### GIVEN PROBLEM:
Copy each line containing the word "therefore" from the records that follow, please.
>> start SUPPLIED INFORMATION
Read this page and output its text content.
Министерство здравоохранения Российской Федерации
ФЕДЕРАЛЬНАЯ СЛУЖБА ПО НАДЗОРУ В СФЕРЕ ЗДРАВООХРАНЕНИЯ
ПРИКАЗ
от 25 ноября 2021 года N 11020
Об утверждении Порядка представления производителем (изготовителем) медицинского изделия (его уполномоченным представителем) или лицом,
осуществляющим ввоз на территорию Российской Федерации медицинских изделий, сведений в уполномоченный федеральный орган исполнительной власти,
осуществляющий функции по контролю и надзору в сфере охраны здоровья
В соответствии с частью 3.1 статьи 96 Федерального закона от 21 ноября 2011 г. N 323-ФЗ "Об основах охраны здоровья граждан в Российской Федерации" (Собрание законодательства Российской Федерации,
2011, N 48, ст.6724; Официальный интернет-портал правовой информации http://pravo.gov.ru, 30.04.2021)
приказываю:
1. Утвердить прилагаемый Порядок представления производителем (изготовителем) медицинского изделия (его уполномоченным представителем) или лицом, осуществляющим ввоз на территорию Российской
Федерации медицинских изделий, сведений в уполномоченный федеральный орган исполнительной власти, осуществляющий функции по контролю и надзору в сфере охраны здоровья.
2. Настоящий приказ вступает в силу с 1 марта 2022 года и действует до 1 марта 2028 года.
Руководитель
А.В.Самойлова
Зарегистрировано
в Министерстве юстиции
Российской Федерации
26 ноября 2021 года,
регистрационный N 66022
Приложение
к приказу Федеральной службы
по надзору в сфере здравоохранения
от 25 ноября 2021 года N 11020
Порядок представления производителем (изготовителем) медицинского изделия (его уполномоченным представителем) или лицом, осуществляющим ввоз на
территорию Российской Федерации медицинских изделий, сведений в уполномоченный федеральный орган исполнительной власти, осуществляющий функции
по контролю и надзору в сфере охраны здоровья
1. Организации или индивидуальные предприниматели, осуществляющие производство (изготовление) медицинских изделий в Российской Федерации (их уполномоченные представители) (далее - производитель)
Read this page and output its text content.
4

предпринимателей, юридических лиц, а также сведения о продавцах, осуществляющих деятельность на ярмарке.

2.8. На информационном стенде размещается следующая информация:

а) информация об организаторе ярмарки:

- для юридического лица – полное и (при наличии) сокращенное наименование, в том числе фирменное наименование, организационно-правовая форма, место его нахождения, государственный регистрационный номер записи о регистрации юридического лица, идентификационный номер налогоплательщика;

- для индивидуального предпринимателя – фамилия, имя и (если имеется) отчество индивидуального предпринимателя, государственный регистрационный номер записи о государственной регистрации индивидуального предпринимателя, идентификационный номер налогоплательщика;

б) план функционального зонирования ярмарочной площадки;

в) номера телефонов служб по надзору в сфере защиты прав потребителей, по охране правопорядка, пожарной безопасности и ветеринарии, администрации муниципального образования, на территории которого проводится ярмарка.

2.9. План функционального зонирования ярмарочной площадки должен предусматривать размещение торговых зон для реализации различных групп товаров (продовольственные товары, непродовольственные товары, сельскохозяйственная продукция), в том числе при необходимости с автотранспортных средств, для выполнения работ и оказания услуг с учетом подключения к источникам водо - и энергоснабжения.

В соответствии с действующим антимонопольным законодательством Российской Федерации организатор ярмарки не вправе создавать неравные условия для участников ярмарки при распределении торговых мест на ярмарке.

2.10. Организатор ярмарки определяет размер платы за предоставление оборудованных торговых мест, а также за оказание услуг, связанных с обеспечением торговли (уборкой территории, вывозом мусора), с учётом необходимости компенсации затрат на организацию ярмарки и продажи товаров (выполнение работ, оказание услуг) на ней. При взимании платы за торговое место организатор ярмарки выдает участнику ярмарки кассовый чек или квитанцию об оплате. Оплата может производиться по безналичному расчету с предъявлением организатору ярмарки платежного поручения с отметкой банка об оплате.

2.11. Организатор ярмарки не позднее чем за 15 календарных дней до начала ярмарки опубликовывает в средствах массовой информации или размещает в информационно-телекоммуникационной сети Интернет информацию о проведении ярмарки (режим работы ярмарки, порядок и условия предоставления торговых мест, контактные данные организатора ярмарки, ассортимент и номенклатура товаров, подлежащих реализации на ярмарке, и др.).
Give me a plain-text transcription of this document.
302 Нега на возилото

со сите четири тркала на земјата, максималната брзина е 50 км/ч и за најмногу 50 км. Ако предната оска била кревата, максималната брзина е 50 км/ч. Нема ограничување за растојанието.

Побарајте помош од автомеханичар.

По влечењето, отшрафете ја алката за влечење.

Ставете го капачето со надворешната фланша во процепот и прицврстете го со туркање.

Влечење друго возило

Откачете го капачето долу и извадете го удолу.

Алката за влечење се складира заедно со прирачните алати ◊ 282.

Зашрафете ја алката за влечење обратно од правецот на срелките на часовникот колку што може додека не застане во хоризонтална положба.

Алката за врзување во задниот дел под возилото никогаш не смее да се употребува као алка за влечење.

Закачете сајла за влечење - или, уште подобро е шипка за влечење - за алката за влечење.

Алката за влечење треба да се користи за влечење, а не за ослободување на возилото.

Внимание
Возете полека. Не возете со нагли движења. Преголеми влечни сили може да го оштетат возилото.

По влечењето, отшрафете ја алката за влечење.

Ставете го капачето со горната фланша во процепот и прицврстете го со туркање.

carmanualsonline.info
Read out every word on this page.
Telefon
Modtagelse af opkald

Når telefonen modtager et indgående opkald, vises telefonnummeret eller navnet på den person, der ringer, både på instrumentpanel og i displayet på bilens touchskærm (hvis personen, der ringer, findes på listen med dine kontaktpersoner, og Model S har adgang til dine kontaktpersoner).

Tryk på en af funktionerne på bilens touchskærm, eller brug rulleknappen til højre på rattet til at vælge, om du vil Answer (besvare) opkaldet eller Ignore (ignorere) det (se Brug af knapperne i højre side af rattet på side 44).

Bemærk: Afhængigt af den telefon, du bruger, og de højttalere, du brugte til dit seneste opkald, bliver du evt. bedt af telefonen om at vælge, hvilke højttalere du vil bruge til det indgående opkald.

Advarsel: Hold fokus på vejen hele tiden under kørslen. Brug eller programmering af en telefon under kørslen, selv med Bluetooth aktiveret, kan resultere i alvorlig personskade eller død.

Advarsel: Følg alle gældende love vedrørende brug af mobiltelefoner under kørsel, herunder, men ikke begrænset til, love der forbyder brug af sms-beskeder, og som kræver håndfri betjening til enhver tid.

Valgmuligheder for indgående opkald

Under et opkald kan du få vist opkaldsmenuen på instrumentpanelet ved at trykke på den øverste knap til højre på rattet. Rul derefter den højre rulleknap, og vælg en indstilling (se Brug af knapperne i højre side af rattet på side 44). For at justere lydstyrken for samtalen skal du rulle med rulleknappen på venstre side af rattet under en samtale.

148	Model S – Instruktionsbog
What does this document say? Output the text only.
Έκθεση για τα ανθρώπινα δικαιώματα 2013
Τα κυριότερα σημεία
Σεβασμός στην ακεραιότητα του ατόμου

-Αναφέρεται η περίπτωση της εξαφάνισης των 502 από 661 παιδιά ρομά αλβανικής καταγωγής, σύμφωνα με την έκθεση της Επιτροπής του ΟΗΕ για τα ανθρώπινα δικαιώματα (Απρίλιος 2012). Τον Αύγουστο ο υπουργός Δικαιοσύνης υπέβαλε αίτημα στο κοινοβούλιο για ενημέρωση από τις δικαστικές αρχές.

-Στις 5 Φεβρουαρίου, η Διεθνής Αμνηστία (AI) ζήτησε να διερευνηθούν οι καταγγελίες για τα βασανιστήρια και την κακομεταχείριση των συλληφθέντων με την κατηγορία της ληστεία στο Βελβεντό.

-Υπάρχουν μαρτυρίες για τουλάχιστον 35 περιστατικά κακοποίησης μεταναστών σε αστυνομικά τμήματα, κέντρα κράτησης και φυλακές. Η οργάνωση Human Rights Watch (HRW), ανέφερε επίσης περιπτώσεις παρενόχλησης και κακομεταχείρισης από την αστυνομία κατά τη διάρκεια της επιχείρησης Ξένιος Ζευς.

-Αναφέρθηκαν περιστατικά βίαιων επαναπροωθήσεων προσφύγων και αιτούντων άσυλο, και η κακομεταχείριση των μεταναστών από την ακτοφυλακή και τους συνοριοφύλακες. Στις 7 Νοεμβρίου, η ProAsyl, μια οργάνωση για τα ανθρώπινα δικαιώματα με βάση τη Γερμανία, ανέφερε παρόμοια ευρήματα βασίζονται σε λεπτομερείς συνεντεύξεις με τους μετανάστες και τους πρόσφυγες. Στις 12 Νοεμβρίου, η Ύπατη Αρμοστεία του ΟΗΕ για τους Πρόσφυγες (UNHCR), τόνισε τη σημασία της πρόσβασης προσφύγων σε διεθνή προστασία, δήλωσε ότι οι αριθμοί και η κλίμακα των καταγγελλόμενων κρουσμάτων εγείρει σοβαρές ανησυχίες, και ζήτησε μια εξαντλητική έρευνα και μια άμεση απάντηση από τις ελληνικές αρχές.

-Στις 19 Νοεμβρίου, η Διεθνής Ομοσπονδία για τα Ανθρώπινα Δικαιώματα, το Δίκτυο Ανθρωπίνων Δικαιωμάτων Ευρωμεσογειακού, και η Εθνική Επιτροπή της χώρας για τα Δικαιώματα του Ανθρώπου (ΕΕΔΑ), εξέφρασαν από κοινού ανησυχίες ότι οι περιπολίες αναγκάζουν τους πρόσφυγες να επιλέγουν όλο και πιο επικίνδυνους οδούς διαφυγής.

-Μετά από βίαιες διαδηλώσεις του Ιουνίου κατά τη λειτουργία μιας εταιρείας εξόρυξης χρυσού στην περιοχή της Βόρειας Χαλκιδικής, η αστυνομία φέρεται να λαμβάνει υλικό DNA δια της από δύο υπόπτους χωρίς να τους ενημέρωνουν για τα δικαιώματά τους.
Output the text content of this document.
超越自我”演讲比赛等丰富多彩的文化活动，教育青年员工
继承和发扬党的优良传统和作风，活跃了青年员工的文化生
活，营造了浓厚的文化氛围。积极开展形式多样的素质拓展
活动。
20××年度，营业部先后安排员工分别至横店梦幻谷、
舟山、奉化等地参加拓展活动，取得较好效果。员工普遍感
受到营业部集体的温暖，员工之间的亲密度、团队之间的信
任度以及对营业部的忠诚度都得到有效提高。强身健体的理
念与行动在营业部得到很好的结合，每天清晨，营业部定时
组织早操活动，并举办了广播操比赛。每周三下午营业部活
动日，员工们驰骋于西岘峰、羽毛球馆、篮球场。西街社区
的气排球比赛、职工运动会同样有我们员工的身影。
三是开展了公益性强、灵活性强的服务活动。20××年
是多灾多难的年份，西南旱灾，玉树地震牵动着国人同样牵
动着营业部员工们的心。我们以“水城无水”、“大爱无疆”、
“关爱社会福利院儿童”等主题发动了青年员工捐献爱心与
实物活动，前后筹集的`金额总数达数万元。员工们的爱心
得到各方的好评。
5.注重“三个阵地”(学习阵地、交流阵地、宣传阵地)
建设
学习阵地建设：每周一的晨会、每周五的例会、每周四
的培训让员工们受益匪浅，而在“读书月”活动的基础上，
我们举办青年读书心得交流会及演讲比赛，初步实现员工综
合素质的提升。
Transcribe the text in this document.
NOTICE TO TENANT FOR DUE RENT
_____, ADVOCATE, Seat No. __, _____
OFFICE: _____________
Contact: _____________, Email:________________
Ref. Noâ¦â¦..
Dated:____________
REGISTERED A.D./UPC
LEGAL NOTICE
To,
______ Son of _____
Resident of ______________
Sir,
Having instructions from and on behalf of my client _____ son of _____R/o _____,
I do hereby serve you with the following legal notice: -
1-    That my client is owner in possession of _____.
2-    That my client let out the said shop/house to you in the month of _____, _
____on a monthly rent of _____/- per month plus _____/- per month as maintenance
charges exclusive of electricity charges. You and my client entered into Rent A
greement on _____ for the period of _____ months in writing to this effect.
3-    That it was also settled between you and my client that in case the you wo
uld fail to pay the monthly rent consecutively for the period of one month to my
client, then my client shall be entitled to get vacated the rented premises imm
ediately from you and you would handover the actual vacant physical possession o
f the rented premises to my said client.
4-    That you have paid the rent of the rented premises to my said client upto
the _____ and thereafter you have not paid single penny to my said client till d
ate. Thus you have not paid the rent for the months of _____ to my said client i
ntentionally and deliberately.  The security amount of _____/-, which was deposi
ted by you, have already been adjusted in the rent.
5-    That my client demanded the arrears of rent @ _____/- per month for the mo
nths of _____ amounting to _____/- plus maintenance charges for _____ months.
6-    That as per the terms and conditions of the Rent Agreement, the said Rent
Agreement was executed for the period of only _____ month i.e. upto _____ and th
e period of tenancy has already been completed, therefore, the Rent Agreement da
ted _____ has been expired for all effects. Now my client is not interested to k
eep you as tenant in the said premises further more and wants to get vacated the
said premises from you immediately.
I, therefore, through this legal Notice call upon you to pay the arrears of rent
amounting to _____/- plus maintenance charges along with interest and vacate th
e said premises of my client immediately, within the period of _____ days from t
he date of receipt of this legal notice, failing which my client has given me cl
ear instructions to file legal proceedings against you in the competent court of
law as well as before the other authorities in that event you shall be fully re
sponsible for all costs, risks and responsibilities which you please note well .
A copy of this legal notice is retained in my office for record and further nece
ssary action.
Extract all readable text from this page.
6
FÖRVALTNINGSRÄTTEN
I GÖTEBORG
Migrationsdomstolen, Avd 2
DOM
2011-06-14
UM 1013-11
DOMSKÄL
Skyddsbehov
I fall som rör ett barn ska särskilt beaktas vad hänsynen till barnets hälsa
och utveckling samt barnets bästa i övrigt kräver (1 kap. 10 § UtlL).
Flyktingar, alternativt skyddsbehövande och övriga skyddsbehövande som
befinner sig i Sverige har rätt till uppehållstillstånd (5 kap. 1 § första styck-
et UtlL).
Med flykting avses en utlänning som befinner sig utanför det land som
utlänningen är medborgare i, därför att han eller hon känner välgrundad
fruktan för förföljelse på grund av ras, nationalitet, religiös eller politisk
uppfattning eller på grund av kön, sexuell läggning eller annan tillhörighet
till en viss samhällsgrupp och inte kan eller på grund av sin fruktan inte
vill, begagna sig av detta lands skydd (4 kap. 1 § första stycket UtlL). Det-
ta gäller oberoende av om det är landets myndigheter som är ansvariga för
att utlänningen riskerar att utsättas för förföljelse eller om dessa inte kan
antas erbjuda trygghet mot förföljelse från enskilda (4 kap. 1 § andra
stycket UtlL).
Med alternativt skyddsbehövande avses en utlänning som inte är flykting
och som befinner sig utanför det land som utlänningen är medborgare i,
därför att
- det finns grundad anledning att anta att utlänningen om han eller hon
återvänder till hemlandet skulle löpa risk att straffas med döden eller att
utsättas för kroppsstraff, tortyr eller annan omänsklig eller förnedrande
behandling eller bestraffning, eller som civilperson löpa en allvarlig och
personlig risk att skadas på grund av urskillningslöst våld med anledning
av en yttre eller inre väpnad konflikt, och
>> end SUPPLIED INFORMATION
### RESPONSE TO THIS EXERCISE:
e period of tenancy has already been completed, therefore, the Rent Agreement da
I, therefore, through this legal Notice call upon you to pay the arrears of rent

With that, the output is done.